• _DATA EXTRACT_

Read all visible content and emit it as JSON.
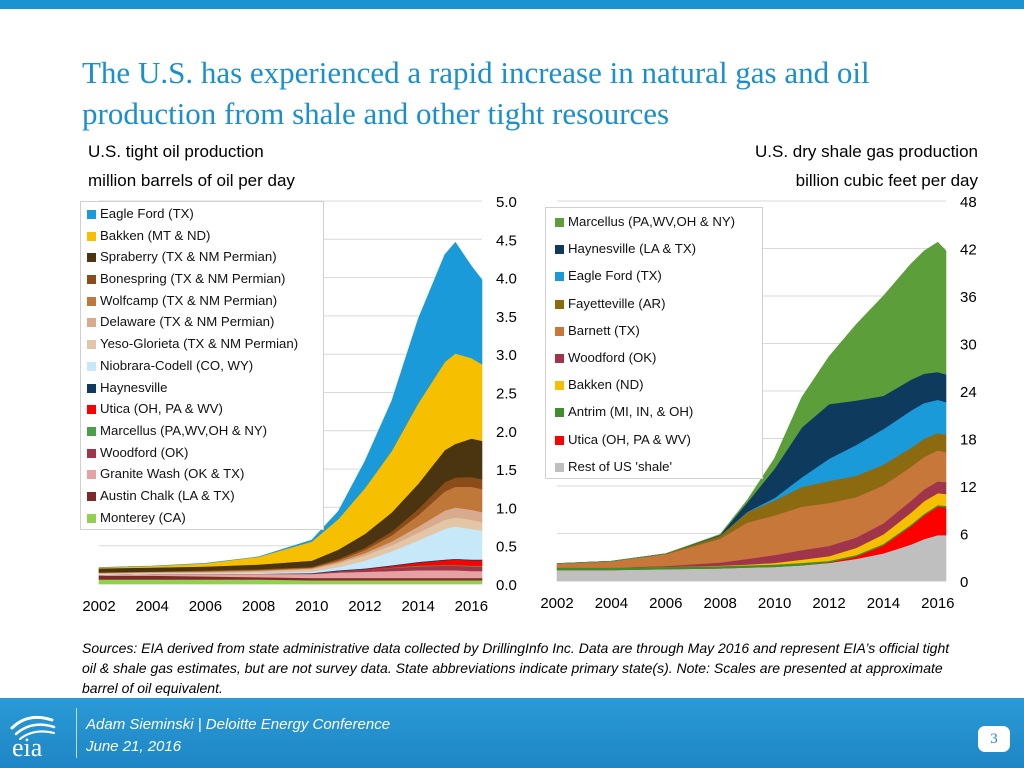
{
  "slide_title": "The U.S. has experienced a rapid increase in natural gas and oil production from shale and other tight resources",
  "colors": {
    "accent": "#1a8fd0",
    "footer_bg": "#1f86c6"
  },
  "chart_data": [
    {
      "type": "area",
      "stacked": true,
      "title": "U.S. tight oil production",
      "unit_label": "million barrels of oil per day",
      "x": [
        2002,
        2004,
        2006,
        2008,
        2010,
        2011,
        2012,
        2013,
        2014,
        2015,
        2015.4,
        2016,
        2016.4
      ],
      "x_tick_labels": [
        "2002",
        "2004",
        "2006",
        "2008",
        "2010",
        "2012",
        "2014",
        "2016"
      ],
      "y_tick_labels": [
        "0.0",
        "0.5",
        "1.0",
        "1.5",
        "2.0",
        "2.5",
        "3.0",
        "3.5",
        "4.0",
        "4.5",
        "5.0"
      ],
      "xlim": [
        2002,
        2016.4
      ],
      "ylim": [
        0,
        5.0
      ],
      "y_axis_side": "right",
      "legend_position": "top-left",
      "series": [
        {
          "name": "Monterey (CA)",
          "color": "#92d050",
          "values": [
            0.06,
            0.06,
            0.06,
            0.06,
            0.05,
            0.05,
            0.05,
            0.05,
            0.05,
            0.05,
            0.05,
            0.05,
            0.05
          ]
        },
        {
          "name": "Austin Chalk (LA & TX)",
          "color": "#7f2a2a",
          "values": [
            0.05,
            0.05,
            0.04,
            0.03,
            0.03,
            0.03,
            0.03,
            0.03,
            0.03,
            0.03,
            0.03,
            0.03,
            0.03
          ]
        },
        {
          "name": "Granite Wash (OK & TX)",
          "color": "#e6a2a2",
          "values": [
            0.01,
            0.02,
            0.03,
            0.04,
            0.05,
            0.07,
            0.08,
            0.09,
            0.1,
            0.1,
            0.1,
            0.09,
            0.09
          ]
        },
        {
          "name": "Woodford (OK)",
          "color": "#a0344b",
          "values": [
            0,
            0,
            0,
            0.005,
            0.01,
            0.02,
            0.03,
            0.04,
            0.05,
            0.06,
            0.06,
            0.06,
            0.06
          ]
        },
        {
          "name": "Marcellus (PA,WV,OH & NY)",
          "color": "#4aa048",
          "values": [
            0,
            0,
            0,
            0,
            0,
            0,
            0,
            0.005,
            0.01,
            0.01,
            0.01,
            0.01,
            0.01
          ]
        },
        {
          "name": "Utica (OH, PA & WV)",
          "color": "#ff0000",
          "values": [
            0,
            0,
            0,
            0,
            0,
            0,
            0.005,
            0.02,
            0.04,
            0.06,
            0.07,
            0.07,
            0.07
          ]
        },
        {
          "name": "Haynesville",
          "color": "#0e3a5e",
          "values": [
            0,
            0,
            0,
            0,
            0.005,
            0.01,
            0.01,
            0.01,
            0.01,
            0.01,
            0.01,
            0.01,
            0.01
          ]
        },
        {
          "name": "Niobrara-Codell (CO, WY)",
          "color": "#c6e8f8",
          "values": [
            0.01,
            0.01,
            0.01,
            0.01,
            0.02,
            0.04,
            0.1,
            0.18,
            0.28,
            0.4,
            0.42,
            0.4,
            0.38
          ]
        },
        {
          "name": "Yeso-Glorieta (TX & NM Permian)",
          "color": "#e3c6a6",
          "values": [
            0.01,
            0.01,
            0.01,
            0.02,
            0.03,
            0.05,
            0.07,
            0.08,
            0.1,
            0.12,
            0.12,
            0.12,
            0.11
          ]
        },
        {
          "name": "Delaware (TX & NM Permian)",
          "color": "#d8ab8f",
          "values": [
            0.005,
            0.005,
            0.01,
            0.01,
            0.01,
            0.02,
            0.03,
            0.05,
            0.08,
            0.12,
            0.13,
            0.13,
            0.13
          ]
        },
        {
          "name": "Wolfcamp (TX & NM Permian)",
          "color": "#c07838",
          "values": [
            0.005,
            0.005,
            0.01,
            0.01,
            0.01,
            0.02,
            0.04,
            0.08,
            0.15,
            0.25,
            0.27,
            0.3,
            0.3
          ]
        },
        {
          "name": "Bonespring (TX & NM Permian)",
          "color": "#8a4d1a",
          "values": [
            0.005,
            0.005,
            0.01,
            0.01,
            0.01,
            0.02,
            0.03,
            0.05,
            0.08,
            0.12,
            0.12,
            0.13,
            0.13
          ]
        },
        {
          "name": "Spraberry (TX & NM Permian)",
          "color": "#4a3510",
          "values": [
            0.05,
            0.05,
            0.05,
            0.06,
            0.08,
            0.12,
            0.18,
            0.25,
            0.33,
            0.42,
            0.44,
            0.5,
            0.5
          ]
        },
        {
          "name": "Bakken (MT & ND)",
          "color": "#f6c000",
          "values": [
            0.01,
            0.02,
            0.04,
            0.1,
            0.25,
            0.4,
            0.6,
            0.8,
            1.05,
            1.15,
            1.18,
            1.05,
            1.0
          ]
        },
        {
          "name": "Eagle Ford (TX)",
          "color": "#1a9ad9",
          "values": [
            0,
            0,
            0,
            0,
            0.02,
            0.1,
            0.35,
            0.65,
            1.1,
            1.4,
            1.45,
            1.2,
            1.1
          ]
        }
      ]
    },
    {
      "type": "area",
      "stacked": true,
      "title": "U.S. dry shale gas production",
      "unit_label": "billion cubic feet per day",
      "x": [
        2002,
        2004,
        2006,
        2008,
        2009,
        2010,
        2011,
        2012,
        2013,
        2014,
        2015,
        2015.5,
        2016,
        2016.3
      ],
      "x_tick_labels": [
        "2002",
        "2004",
        "2006",
        "2008",
        "2010",
        "2012",
        "2014",
        "2016"
      ],
      "y_tick_labels": [
        "0",
        "6",
        "12",
        "18",
        "24",
        "30",
        "36",
        "42",
        "48"
      ],
      "xlim": [
        2002,
        2016.3
      ],
      "ylim": [
        0,
        48
      ],
      "y_axis_side": "right",
      "legend_position": "top-left",
      "series": [
        {
          "name": "Rest of US 'shale'",
          "color": "#bfbfbf",
          "values": [
            1.4,
            1.4,
            1.5,
            1.6,
            1.7,
            1.8,
            2.0,
            2.3,
            2.8,
            3.5,
            4.6,
            5.3,
            5.8,
            5.8
          ]
        },
        {
          "name": "Utica (OH, PA & WV)",
          "color": "#ff0000",
          "values": [
            0,
            0,
            0,
            0,
            0,
            0,
            0,
            0.05,
            0.3,
            1.0,
            2.3,
            3.0,
            3.6,
            3.5
          ]
        },
        {
          "name": "Antrim (MI, IN, & OH)",
          "color": "#3e8e2e",
          "values": [
            0.3,
            0.3,
            0.3,
            0.3,
            0.3,
            0.3,
            0.3,
            0.2,
            0.2,
            0.2,
            0.2,
            0.2,
            0.2,
            0.2
          ]
        },
        {
          "name": "Bakken (ND)",
          "color": "#f6c000",
          "values": [
            0,
            0,
            0,
            0.05,
            0.1,
            0.2,
            0.4,
            0.6,
            0.9,
            1.2,
            1.5,
            1.6,
            1.5,
            1.5
          ]
        },
        {
          "name": "Woodford (OK)",
          "color": "#a0344b",
          "values": [
            0,
            0,
            0.1,
            0.4,
            0.7,
            1.0,
            1.2,
            1.3,
            1.3,
            1.4,
            1.5,
            1.5,
            1.5,
            1.5
          ]
        },
        {
          "name": "Barnett (TX)",
          "color": "#c8773a",
          "values": [
            0.5,
            0.8,
            1.5,
            3.0,
            4.6,
            5.0,
            5.5,
            5.4,
            5.1,
            4.8,
            4.3,
            4.1,
            3.9,
            3.8
          ]
        },
        {
          "name": "Fayetteville (AR)",
          "color": "#8b6a10",
          "values": [
            0,
            0,
            0.05,
            0.4,
            1.3,
            1.9,
            2.5,
            2.8,
            2.7,
            2.6,
            2.4,
            2.3,
            2.2,
            2.2
          ]
        },
        {
          "name": "Eagle Ford (TX)",
          "color": "#1a9ad9",
          "values": [
            0,
            0,
            0,
            0,
            0.05,
            0.3,
            1.2,
            2.8,
            3.9,
            4.5,
            4.7,
            4.5,
            4.2,
            4.1
          ]
        },
        {
          "name": "Haynesville (LA & TX)",
          "color": "#0e3a5e",
          "values": [
            0,
            0,
            0,
            0.1,
            1.2,
            3.7,
            6.3,
            6.9,
            5.6,
            4.2,
            3.9,
            3.7,
            3.5,
            3.5
          ]
        },
        {
          "name": "Marcellus (PA,WV,OH & NY)",
          "color": "#5b9e3a",
          "values": [
            0,
            0,
            0,
            0.05,
            0.3,
            1.3,
            3.8,
            6.0,
            9.6,
            12.6,
            14.6,
            15.5,
            16.4,
            15.6
          ]
        }
      ]
    }
  ],
  "sources_note": "Sources: EIA derived from state administrative data collected by DrillingInfo Inc. Data are through May 2016  and represent EIA’s official tight oil & shale gas estimates, but are not survey data. State abbreviations indicate primary state(s).  Note: Scales are presented at approximate barrel of oil equivalent.",
  "footer": {
    "logo_text": "eia",
    "presenter_line": "Adam Sieminski | Deloitte Energy Conference",
    "date_line": "June 21, 2016",
    "page_number": "3"
  }
}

• _EXERCISE REQUIREMENTS_
In the listing, find all lines with the string "tight" and copy them.

• _WRITTEN RESPONSE_
  "slide_title": "The U.S. has experienced a rapid increase in natural gas and oil production from shale and other tight resources",
      "title": "U.S. tight oil production",
  "sources_note": "Sources: EIA derived from state administrative data collected by DrillingInfo Inc. Data are through May 2016  and represent EIA’s official tight oil & shale gas estimates, but are not survey data. State abbreviations indicate primary state(s).  Note: Scales are presented at approximate barrel of oil equivalent.",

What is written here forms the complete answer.